| Data excerpts |

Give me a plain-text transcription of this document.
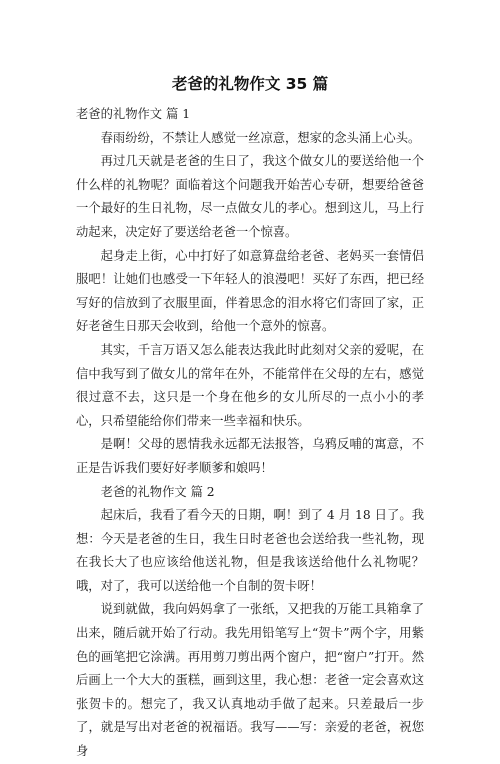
老爸的礼物作文 35 篇

老爸的礼物作文 篇 1

春雨纷纷，不禁让人感觉一丝凉意，想家的念头涌上心头。

再过几天就是老爸的生日了，我这个做女儿的要送给他一个什么样的礼物呢？面临着这个问题我开始苦心专研，想要给爸爸一个最好的生日礼物，尽一点做女儿的孝心。想到这儿，马上行动起来，决定好了要送给老爸一个惊喜。

起身走上街，心中打好了如意算盘给老爸、老妈买一套情侣服吧！让她们也感受一下年轻人的浪漫吧！买好了东西，把已经写好的信放到了衣服里面，伴着思念的泪水将它们寄回了家，正好老爸生日那天会收到，给他一个意外的惊喜。

其实，千言万语又怎么能表达我此时此刻对父亲的爱呢，在信中我写到了做女儿的常年在外，不能常伴在父母的左右，感觉很过意不去，这只是一个身在他乡的女儿所尽的一点小小的孝心，只希望能给你们带来一些幸福和快乐。

是啊！父母的恩情我永远都无法报答，乌鸦反哺的寓意，不正是告诉我们要好好孝顺爹和娘吗！

老爸的礼物作文 篇 2

起床后，我看了看今天的日期，啊！到了 4 月 18 日了。我想：今天是老爸的生日，我生日时老爸也会送给我一些礼物，现在我长大了也应该给他送礼物，但是我该送给他什么礼物呢？哦，对了，我可以送给他一个自制的贺卡呀！

说到就做，我向妈妈拿了一张纸，又把我的万能工具箱拿了出来，随后就开始了行动。我先用铅笔写上“贺卡”两个字，用紫色的画笔把它涂满。再用剪刀剪出两个窗户，把“窗户”打开。然后画上一个大大的蛋糕，画到这里，我心想：老爸一定会喜欢这张贺卡的。想完了，我又认真地动手做了起来。只差最后一步了，就是写出对老爸的祝福语。我写——写：亲爱的老爸，祝您身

| Aim of the task |
From the material above, reproduce everything verbatim except the pictures.

| Solution to this task |
Give me a plain-text transcription of this document.
老爸的礼物作文 35 篇

老爸的礼物作文 篇 1

春雨纷纷，不禁让人感觉一丝凉意，想家的念头涌上心头。

再过几天就是老爸的生日了，我这个做女儿的要送给他一个什么样的礼物呢？面临着这个问题我开始苦心专研，想要给爸爸一个最好的生日礼物，尽一点做女儿的孝心。想到这儿，马上行动起来，决定好了要送给老爸一个惊喜。

起身走上街，心中打好了如意算盘给老爸、老妈买一套情侣服吧！让她们也感受一下年轻人的浪漫吧！买好了东西，把已经写好的信放到了衣服里面，伴着思念的泪水将它们寄回了家，正好老爸生日那天会收到，给他一个意外的惊喜。

其实，千言万语又怎么能表达我此时此刻对父亲的爱呢，在信中我写到了做女儿的常年在外，不能常伴在父母的左右，感觉很过意不去，这只是一个身在他乡的女儿所尽的一点小小的孝心，只希望能给你们带来一些幸福和快乐。

是啊！父母的恩情我永远都无法报答，乌鸦反哺的寓意，不正是告诉我们要好好孝顺爹和娘吗！

老爸的礼物作文 篇 2

起床后，我看了看今天的日期，啊！到了 4 月 18 日了。我想：今天是老爸的生日，我生日时老爸也会送给我一些礼物，现在我长大了也应该给他送礼物，但是我该送给他什么礼物呢？哦，对了，我可以送给他一个自制的贺卡呀！

说到就做，我向妈妈拿了一张纸，又把我的万能工具箱拿了出来，随后就开始了行动。我先用铅笔写上“贺卡”两个字，用紫色的画笔把它涂满。再用剪刀剪出两个窗户，把“窗户”打开。然后画上一个大大的蛋糕，画到这里，我心想：老爸一定会喜欢这张贺卡的。想完了，我又认真地动手做了起来。只差最后一步了，就是写出对老爸的祝福语。我写——写：亲爱的老爸，祝您身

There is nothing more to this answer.